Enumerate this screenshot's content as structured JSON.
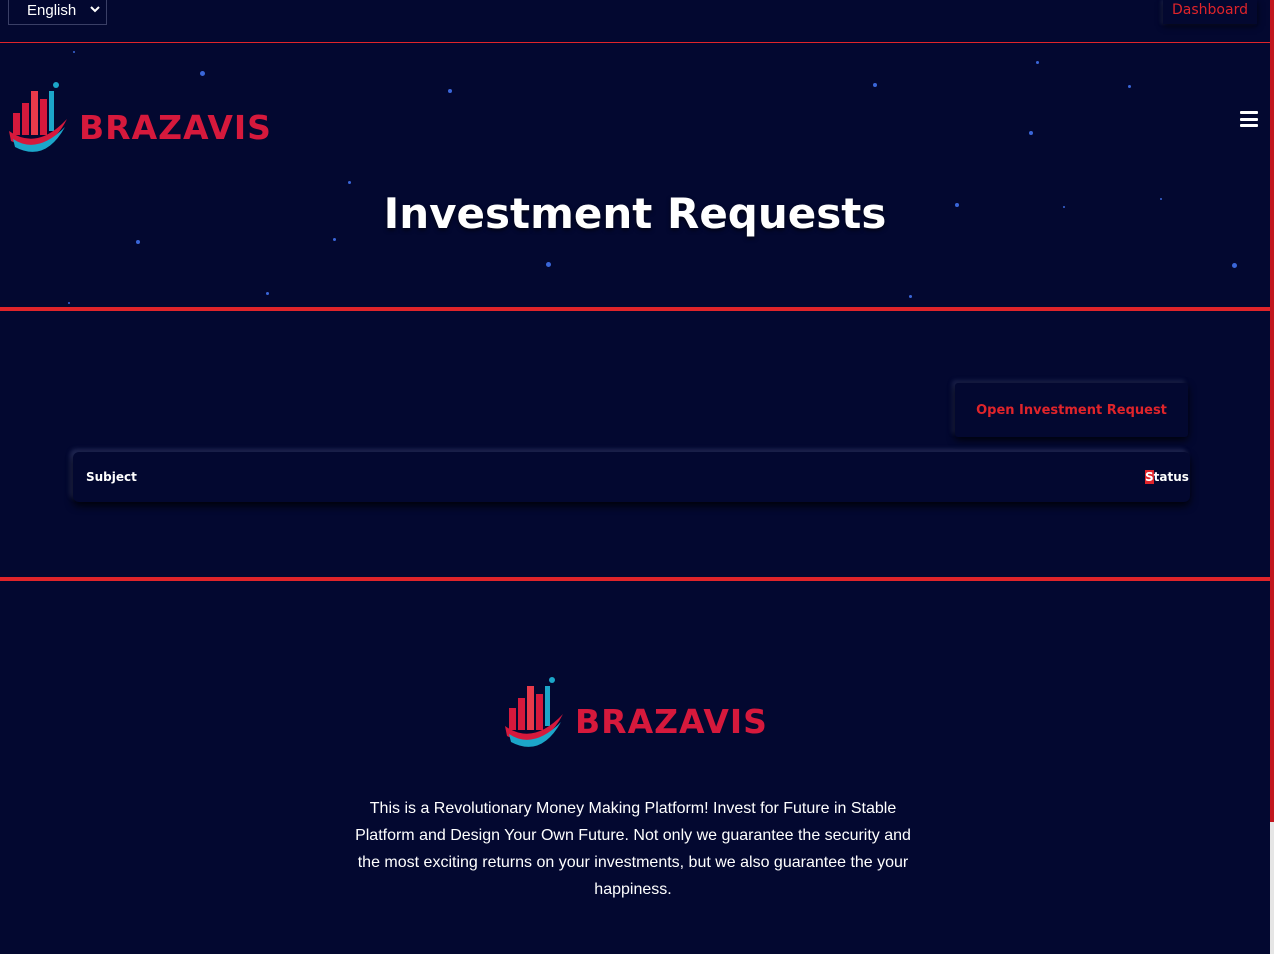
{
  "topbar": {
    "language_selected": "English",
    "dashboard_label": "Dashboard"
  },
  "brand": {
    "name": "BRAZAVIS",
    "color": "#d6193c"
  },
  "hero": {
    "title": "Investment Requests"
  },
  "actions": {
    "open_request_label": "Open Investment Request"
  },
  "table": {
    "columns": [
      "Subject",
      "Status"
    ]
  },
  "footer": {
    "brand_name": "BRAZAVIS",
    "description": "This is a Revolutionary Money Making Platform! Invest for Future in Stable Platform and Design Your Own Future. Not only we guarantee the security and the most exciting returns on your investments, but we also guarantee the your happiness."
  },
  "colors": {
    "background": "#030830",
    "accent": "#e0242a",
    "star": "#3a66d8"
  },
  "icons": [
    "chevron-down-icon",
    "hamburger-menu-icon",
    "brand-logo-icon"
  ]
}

---

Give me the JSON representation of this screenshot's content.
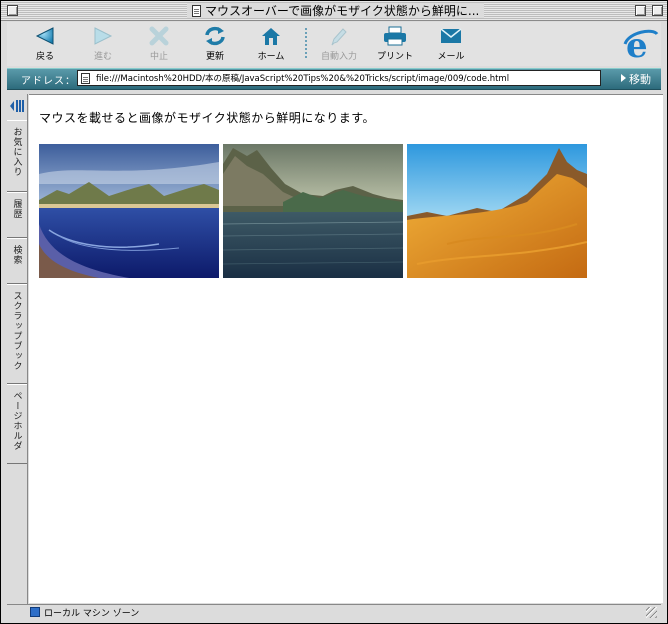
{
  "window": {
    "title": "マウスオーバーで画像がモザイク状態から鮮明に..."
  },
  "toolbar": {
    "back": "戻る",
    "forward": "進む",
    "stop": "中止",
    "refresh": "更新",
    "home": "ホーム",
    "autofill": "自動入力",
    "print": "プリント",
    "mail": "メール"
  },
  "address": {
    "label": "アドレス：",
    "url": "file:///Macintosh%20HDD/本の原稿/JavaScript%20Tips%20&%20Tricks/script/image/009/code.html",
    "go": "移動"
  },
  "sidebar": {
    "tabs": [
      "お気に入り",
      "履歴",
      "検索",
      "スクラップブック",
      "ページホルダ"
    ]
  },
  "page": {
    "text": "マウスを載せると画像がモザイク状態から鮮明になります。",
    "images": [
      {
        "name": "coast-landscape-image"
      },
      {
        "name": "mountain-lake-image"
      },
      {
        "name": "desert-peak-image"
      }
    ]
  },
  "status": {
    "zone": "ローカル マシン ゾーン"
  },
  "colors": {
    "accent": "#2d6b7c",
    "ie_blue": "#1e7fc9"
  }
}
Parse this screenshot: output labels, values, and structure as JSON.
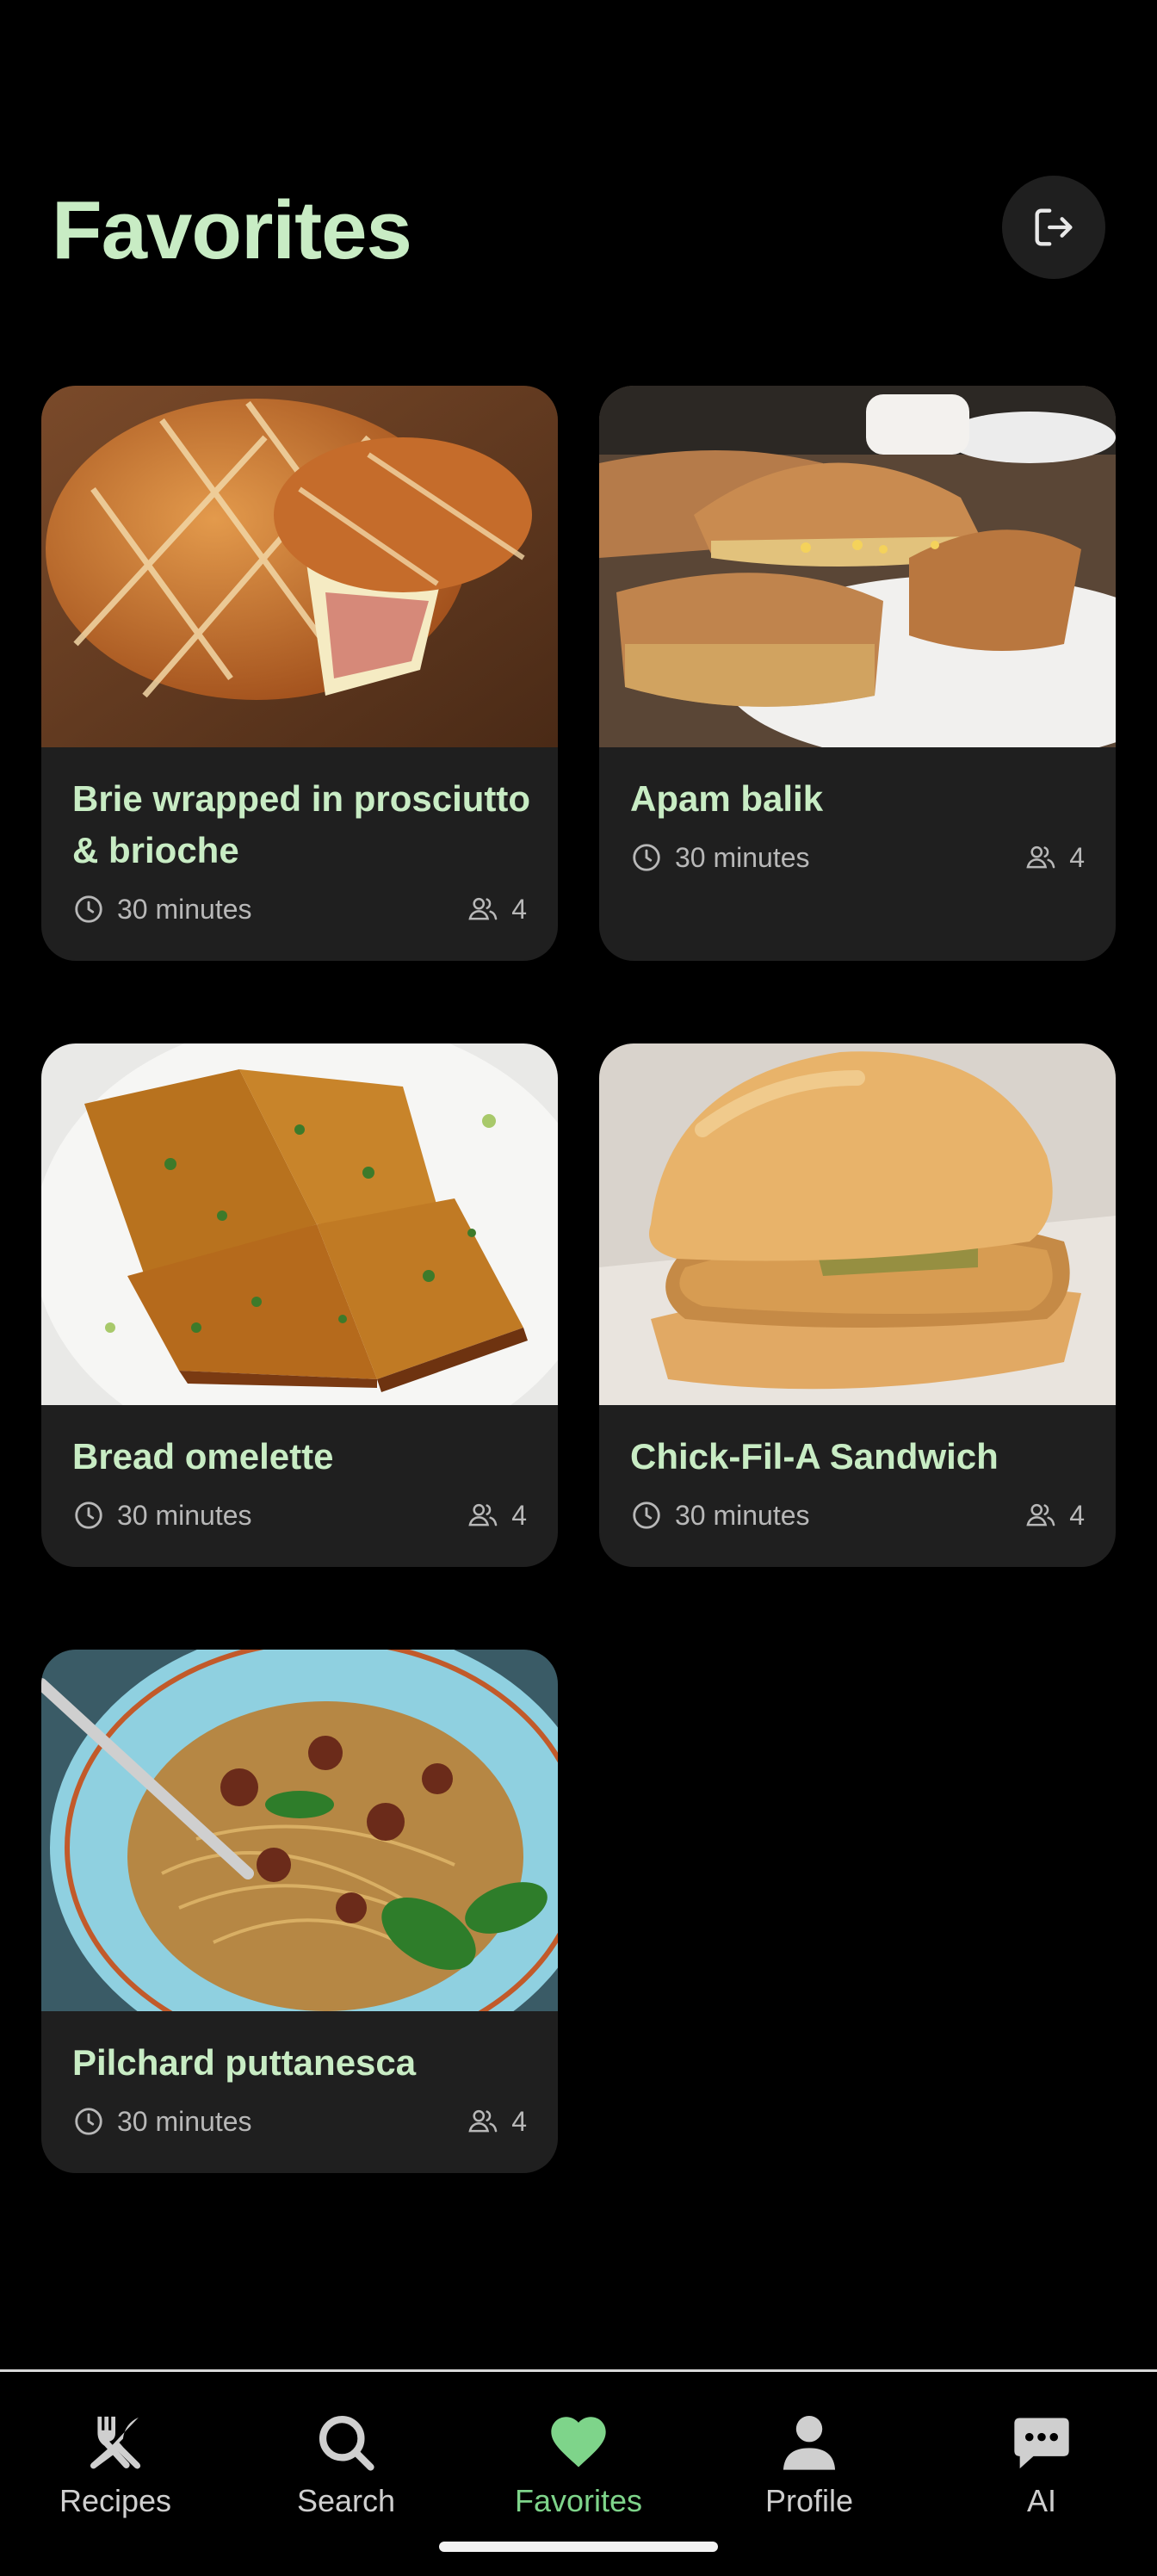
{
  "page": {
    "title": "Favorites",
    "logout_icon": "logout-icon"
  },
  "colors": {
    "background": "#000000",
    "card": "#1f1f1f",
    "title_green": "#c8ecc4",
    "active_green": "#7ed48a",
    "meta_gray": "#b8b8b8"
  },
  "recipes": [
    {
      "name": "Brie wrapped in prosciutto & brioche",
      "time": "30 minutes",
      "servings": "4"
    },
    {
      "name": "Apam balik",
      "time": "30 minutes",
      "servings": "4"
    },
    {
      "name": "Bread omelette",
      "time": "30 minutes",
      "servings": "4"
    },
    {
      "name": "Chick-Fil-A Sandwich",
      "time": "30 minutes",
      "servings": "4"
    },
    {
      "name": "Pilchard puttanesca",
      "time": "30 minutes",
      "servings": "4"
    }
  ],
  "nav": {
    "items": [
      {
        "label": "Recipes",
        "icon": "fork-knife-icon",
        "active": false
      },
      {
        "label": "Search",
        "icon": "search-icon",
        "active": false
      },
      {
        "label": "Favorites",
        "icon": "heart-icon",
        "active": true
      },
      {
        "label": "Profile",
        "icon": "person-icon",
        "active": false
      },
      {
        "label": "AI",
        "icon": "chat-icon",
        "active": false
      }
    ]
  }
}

### What you will do
Copy out all lines that carry the word "JSON".

### Right answer
Enumerate this screenshot's content as structured JSON.
Give me the JSON representation of this screenshot's content.
Parse this screenshot: output labels, values, and structure as JSON.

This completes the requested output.